# Exercise brief:
Pictures within the data are to be left out; everything else must be reproduced exactly.

# Structured figure records:
::::::
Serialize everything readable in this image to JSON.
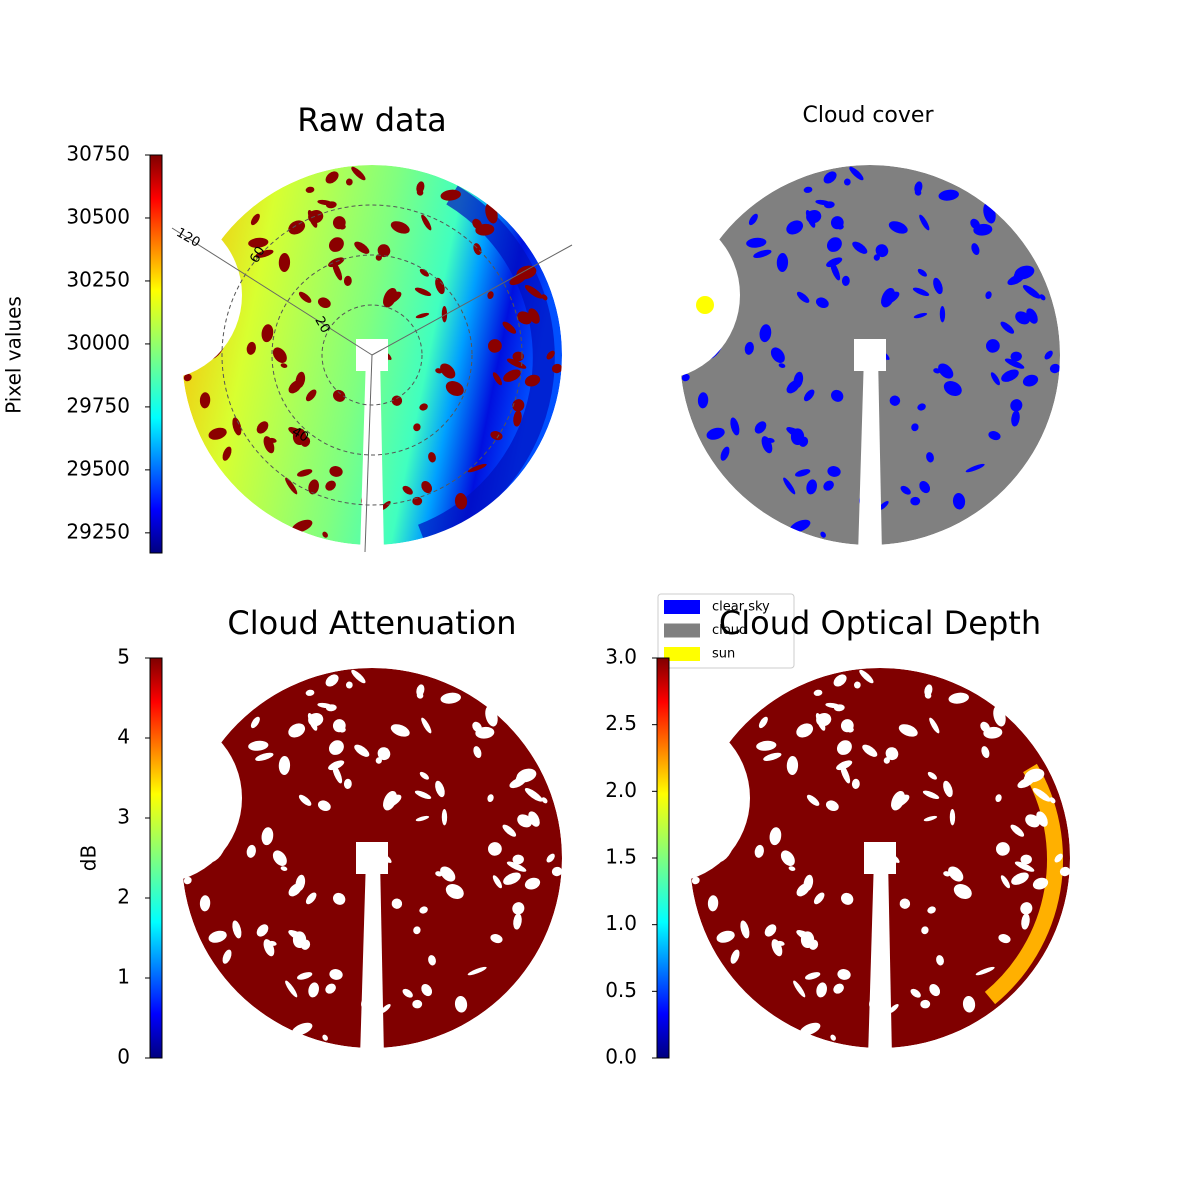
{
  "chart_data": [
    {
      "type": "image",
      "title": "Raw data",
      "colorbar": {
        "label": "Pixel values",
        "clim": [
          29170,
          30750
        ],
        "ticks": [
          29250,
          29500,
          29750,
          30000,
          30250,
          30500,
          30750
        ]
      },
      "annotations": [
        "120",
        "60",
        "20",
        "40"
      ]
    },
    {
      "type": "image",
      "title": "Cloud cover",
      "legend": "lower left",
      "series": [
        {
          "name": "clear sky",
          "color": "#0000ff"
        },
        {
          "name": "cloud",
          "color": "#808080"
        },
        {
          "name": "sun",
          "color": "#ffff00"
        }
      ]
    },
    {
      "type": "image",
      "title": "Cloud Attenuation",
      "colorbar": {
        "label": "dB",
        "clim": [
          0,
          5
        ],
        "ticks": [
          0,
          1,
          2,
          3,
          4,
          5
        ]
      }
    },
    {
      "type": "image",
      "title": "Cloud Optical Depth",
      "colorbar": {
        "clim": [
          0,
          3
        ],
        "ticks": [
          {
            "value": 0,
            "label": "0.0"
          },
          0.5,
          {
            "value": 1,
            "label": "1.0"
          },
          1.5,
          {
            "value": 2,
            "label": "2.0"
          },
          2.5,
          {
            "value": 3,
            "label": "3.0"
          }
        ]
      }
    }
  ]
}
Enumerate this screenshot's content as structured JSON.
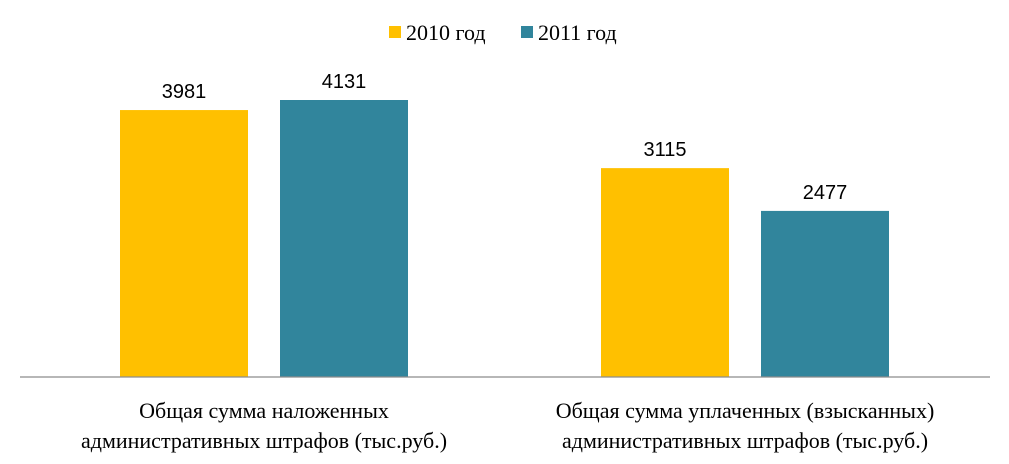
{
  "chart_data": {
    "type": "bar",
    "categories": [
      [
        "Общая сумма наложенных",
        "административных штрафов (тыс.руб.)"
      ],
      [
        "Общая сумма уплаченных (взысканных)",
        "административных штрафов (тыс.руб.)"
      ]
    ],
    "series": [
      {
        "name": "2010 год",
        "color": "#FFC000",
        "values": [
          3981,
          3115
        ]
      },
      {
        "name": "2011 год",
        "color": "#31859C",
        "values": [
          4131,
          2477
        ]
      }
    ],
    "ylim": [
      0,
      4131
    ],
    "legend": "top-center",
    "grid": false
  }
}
::::::
# Exercise response:
Serialize everything readable in this image to JSON.
{
  "chart_data": [
    {
      "type": "image",
      "title": "Raw data",
      "colorbar": {
        "label": "Pixel values",
        "clim": [
          29170,
          30750
        ],
        "ticks": [
          29250,
          29500,
          29750,
          30000,
          30250,
          30500,
          30750
        ]
      },
      "annotations": [
        "120",
        "60",
        "20",
        "40"
      ]
    },
    {
      "type": "image",
      "title": "Cloud cover",
      "legend": "lower left",
      "series": [
        {
          "name": "clear sky",
          "color": "#0000ff"
        },
        {
          "name": "cloud",
          "color": "#808080"
        },
        {
          "name": "sun",
          "color": "#ffff00"
        }
      ]
    },
    {
      "type": "image",
      "title": "Cloud Attenuation",
      "colorbar": {
        "label": "dB",
        "clim": [
          0,
          5
        ],
        "ticks": [
          0,
          1,
          2,
          3,
          4,
          5
        ]
      }
    },
    {
      "type": "image",
      "title": "Cloud Optical Depth",
      "colorbar": {
        "clim": [
          0,
          3
        ],
        "ticks": [
          {
            "value": 0,
            "label": "0.0"
          },
          0.5,
          {
            "value": 1,
            "label": "1.0"
          },
          1.5,
          {
            "value": 2,
            "label": "2.0"
          },
          2.5,
          {
            "value": 3,
            "label": "3.0"
          }
        ]
      }
    }
  ]
}
Enumerate this screenshot's content as structured JSON.
{
  "chart_data": {
    "type": "bar",
    "categories": [
      [
        "Общая сумма наложенных",
        "административных штрафов (тыс.руб.)"
      ],
      [
        "Общая сумма уплаченных (взысканных)",
        "административных штрафов (тыс.руб.)"
      ]
    ],
    "series": [
      {
        "name": "2010 год",
        "color": "#FFC000",
        "values": [
          3981,
          3115
        ]
      },
      {
        "name": "2011 год",
        "color": "#31859C",
        "values": [
          4131,
          2477
        ]
      }
    ],
    "ylim": [
      0,
      4131
    ],
    "legend": "top-center",
    "grid": false
  }
}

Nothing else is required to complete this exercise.